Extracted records

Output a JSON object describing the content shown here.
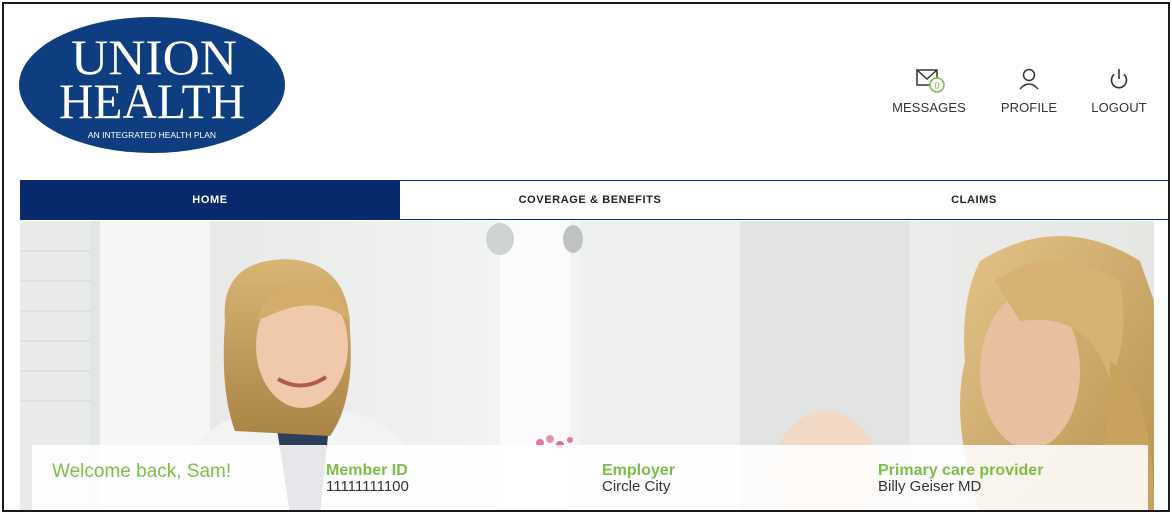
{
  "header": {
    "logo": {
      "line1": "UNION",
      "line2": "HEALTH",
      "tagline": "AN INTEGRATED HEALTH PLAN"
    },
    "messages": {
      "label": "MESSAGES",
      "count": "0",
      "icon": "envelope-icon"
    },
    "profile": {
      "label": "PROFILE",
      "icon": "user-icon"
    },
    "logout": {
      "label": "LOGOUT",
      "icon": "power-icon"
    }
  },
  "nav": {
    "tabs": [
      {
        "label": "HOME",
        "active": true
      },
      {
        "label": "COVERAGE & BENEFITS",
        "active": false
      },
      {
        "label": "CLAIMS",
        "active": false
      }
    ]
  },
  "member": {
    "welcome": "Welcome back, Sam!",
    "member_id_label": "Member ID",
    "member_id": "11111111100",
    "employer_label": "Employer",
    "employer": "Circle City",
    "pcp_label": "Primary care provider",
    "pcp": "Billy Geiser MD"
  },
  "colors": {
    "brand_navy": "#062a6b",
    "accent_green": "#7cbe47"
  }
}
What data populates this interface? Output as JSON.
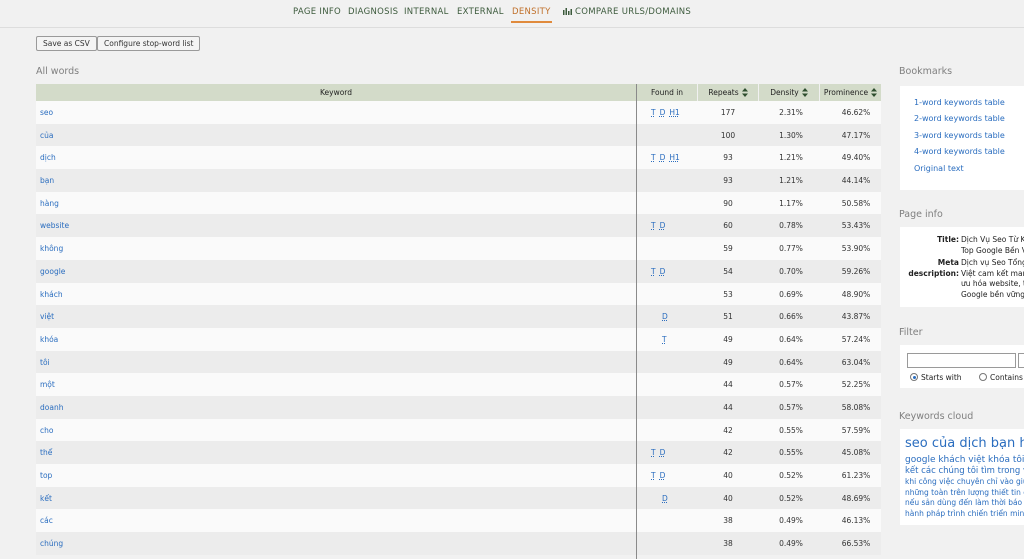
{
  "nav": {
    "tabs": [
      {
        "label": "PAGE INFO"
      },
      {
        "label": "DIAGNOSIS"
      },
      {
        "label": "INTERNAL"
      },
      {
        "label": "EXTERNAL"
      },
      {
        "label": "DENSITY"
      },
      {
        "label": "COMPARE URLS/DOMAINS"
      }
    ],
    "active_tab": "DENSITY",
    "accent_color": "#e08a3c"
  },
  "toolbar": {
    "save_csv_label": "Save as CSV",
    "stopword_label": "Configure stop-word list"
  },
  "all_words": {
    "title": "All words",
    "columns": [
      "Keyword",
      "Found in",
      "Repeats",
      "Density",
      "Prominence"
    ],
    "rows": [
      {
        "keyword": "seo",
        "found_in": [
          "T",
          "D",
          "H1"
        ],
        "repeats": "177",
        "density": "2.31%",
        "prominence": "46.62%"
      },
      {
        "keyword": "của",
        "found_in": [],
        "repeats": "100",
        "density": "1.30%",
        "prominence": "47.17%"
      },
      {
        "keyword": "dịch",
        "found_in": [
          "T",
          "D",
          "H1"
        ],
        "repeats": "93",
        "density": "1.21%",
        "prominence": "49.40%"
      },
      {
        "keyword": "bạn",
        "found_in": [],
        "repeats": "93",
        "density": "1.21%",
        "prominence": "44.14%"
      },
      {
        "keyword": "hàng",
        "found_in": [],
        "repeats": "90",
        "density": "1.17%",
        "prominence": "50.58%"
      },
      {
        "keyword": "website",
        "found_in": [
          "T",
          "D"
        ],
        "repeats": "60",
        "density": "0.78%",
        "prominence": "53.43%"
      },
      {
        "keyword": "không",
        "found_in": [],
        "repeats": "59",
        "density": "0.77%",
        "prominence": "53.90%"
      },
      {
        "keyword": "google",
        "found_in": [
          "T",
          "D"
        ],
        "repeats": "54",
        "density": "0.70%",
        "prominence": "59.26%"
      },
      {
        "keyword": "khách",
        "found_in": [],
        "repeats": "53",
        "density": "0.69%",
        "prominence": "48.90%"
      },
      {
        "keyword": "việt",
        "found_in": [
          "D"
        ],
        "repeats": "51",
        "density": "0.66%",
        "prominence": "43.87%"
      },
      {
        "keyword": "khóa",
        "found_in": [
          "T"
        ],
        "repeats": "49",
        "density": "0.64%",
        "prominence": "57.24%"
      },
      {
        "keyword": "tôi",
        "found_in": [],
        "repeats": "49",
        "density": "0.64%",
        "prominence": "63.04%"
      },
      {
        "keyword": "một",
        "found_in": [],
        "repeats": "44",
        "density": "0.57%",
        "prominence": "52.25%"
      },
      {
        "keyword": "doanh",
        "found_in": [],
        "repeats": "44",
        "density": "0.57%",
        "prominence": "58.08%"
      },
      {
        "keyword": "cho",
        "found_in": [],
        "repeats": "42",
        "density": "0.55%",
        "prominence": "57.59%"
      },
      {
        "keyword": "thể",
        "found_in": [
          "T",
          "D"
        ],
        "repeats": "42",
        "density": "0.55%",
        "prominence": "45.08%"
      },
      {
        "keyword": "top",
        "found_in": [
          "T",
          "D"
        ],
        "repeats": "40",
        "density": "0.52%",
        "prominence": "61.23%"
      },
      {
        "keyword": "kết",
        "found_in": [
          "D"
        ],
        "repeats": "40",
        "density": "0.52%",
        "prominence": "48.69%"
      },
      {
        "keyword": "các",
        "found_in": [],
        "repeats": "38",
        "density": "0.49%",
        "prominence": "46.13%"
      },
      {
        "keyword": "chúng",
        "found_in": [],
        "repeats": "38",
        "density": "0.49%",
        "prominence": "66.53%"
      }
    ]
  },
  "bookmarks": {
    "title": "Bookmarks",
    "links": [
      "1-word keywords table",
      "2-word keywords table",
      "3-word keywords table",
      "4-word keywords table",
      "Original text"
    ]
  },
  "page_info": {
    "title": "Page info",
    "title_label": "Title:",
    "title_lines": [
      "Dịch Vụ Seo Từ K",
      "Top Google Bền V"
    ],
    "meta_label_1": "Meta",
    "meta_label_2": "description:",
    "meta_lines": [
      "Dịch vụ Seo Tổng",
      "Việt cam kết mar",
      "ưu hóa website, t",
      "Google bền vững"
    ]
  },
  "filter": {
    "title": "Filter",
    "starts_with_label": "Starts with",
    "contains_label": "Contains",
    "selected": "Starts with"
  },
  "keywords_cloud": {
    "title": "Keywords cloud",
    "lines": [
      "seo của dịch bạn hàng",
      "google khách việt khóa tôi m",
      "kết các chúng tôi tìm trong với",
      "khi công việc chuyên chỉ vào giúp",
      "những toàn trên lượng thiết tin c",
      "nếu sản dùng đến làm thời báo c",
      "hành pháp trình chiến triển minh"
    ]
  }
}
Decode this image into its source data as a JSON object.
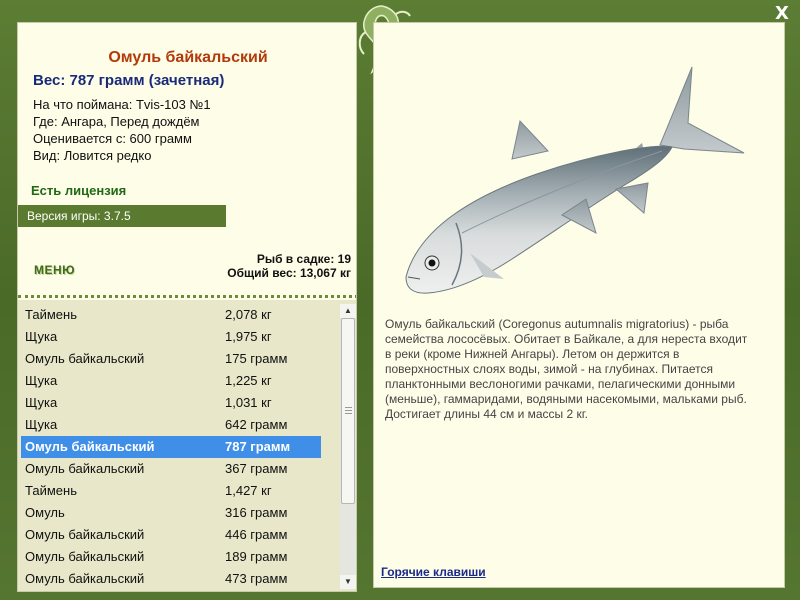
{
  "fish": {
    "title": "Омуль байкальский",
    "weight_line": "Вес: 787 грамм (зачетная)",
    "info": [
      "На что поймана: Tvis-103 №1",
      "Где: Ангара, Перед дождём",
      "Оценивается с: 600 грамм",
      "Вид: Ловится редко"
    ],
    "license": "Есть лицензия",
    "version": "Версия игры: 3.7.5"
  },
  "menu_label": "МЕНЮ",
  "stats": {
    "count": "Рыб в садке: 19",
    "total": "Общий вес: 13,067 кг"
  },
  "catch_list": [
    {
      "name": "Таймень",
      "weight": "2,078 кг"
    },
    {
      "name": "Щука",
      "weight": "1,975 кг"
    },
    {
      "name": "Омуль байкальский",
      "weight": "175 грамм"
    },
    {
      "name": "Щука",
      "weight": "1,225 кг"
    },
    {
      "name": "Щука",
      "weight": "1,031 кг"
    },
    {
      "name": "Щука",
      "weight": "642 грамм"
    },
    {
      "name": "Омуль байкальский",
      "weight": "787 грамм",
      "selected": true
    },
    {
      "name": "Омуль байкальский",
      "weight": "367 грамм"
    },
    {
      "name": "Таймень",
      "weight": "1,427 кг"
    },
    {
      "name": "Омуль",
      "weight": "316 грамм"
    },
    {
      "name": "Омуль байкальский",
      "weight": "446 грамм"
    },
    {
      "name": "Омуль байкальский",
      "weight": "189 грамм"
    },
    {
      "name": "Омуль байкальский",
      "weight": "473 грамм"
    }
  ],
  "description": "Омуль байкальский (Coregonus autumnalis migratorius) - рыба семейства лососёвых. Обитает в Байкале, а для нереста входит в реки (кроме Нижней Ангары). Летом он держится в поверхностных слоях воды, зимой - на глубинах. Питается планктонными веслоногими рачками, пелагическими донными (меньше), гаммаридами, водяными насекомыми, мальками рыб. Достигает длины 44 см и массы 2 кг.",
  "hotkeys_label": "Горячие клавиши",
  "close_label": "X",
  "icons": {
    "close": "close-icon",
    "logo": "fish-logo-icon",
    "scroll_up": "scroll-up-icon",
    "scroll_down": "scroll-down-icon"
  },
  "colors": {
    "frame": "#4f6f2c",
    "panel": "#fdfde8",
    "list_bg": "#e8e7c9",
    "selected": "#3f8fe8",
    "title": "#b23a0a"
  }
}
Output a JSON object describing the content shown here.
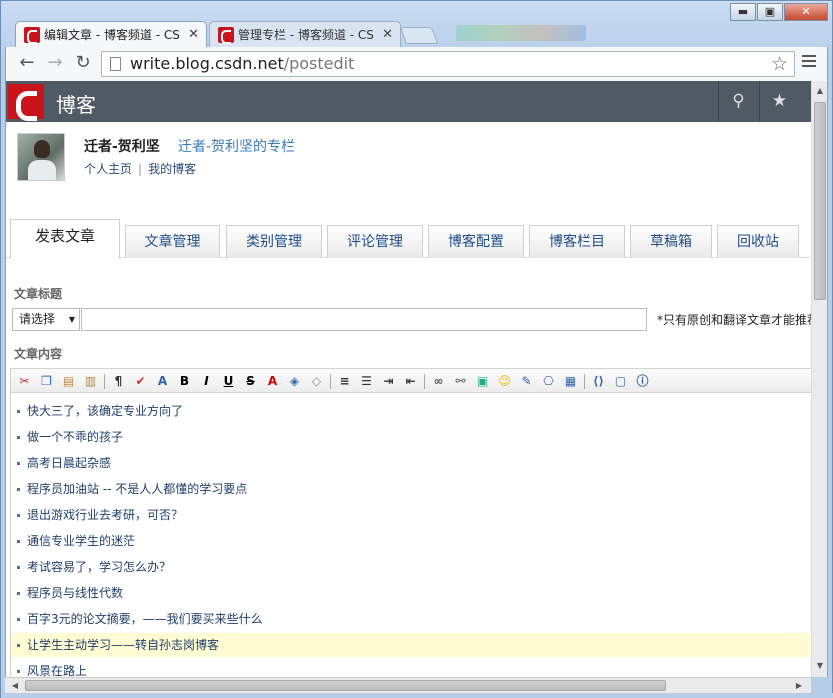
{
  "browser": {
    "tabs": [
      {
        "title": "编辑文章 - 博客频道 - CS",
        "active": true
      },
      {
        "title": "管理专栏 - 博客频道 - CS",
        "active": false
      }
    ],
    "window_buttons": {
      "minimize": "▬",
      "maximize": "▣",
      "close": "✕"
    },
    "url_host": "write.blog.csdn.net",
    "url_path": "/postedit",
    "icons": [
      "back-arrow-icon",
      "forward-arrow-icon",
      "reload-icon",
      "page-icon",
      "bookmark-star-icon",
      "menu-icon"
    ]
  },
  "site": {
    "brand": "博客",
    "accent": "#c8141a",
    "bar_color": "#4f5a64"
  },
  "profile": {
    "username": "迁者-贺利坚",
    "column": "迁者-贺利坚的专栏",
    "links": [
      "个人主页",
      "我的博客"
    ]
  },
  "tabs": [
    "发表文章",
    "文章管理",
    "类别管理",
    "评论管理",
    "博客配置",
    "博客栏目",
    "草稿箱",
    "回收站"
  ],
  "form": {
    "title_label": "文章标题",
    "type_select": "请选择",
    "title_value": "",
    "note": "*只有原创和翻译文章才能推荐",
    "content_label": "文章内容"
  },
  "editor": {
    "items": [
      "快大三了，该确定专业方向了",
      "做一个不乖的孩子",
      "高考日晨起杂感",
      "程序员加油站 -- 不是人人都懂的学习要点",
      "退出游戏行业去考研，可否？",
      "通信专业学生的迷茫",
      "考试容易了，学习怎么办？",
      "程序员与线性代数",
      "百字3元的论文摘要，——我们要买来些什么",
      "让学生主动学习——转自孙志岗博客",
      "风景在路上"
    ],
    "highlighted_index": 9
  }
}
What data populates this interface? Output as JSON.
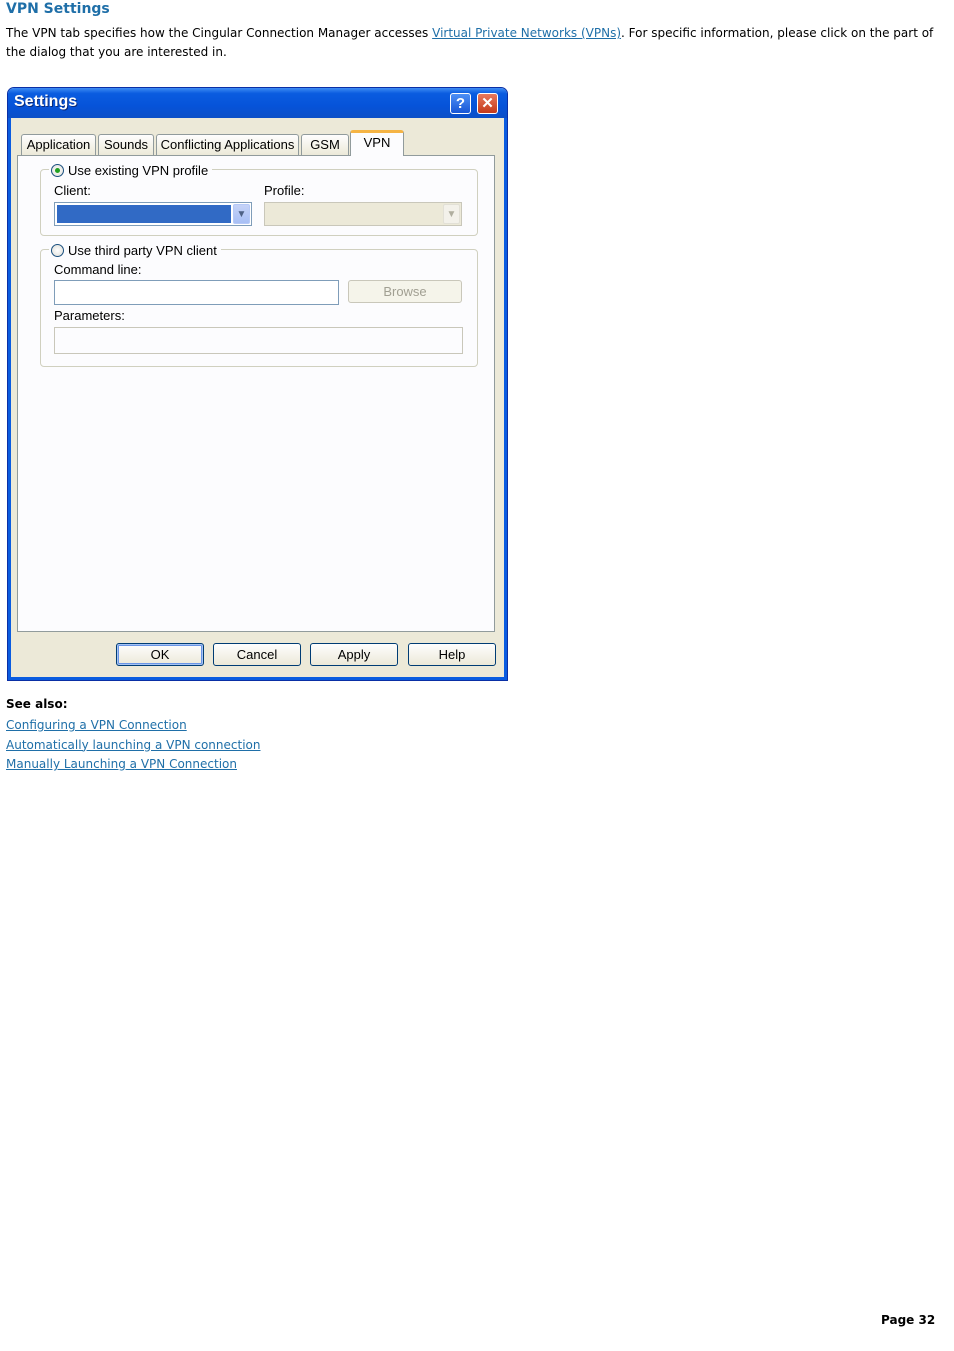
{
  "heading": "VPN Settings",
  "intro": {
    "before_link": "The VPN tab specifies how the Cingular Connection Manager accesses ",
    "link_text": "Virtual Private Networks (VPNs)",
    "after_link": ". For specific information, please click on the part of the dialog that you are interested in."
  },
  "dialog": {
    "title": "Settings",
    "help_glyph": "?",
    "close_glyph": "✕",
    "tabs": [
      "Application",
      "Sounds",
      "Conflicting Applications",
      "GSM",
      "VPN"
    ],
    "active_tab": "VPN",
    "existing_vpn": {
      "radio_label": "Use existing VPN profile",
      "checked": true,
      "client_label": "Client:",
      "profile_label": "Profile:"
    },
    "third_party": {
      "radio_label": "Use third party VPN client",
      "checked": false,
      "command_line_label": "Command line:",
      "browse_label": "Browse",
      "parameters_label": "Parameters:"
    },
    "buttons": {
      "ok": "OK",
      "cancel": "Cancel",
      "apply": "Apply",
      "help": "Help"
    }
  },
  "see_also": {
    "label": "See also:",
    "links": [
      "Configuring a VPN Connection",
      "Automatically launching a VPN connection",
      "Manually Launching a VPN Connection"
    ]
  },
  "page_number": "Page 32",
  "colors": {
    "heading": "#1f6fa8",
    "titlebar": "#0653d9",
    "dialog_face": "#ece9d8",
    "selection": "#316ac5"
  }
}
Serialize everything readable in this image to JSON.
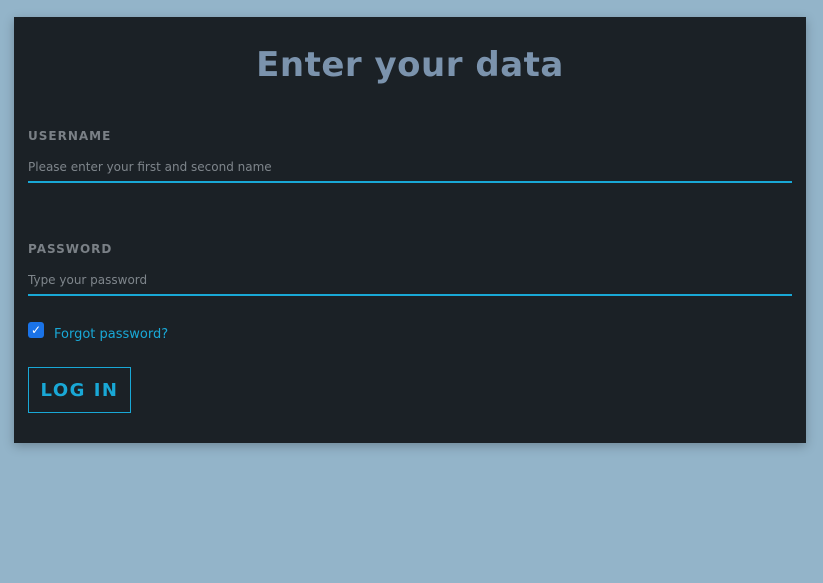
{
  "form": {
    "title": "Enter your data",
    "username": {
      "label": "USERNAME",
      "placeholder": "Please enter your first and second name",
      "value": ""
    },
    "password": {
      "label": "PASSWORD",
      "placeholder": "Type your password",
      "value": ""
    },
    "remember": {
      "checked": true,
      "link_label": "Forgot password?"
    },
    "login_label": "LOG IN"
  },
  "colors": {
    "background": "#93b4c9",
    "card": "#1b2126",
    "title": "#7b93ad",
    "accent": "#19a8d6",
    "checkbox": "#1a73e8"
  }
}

PROBLEM STATEMENT – Each line that holds the word "грамм" should be extracted from the records.

WORKED SOLUTION –
    "weight_line": "Вес: 787 грамм (зачетная)",
      "Оценивается с: 600 грамм",
      "weight": "175 грамм"
      "weight": "642 грамм"
      "weight": "787 грамм",
      "weight": "367 грамм"
      "weight": "316 грамм"
      "weight": "446 грамм"
      "weight": "189 грамм"
      "weight": "473 грамм"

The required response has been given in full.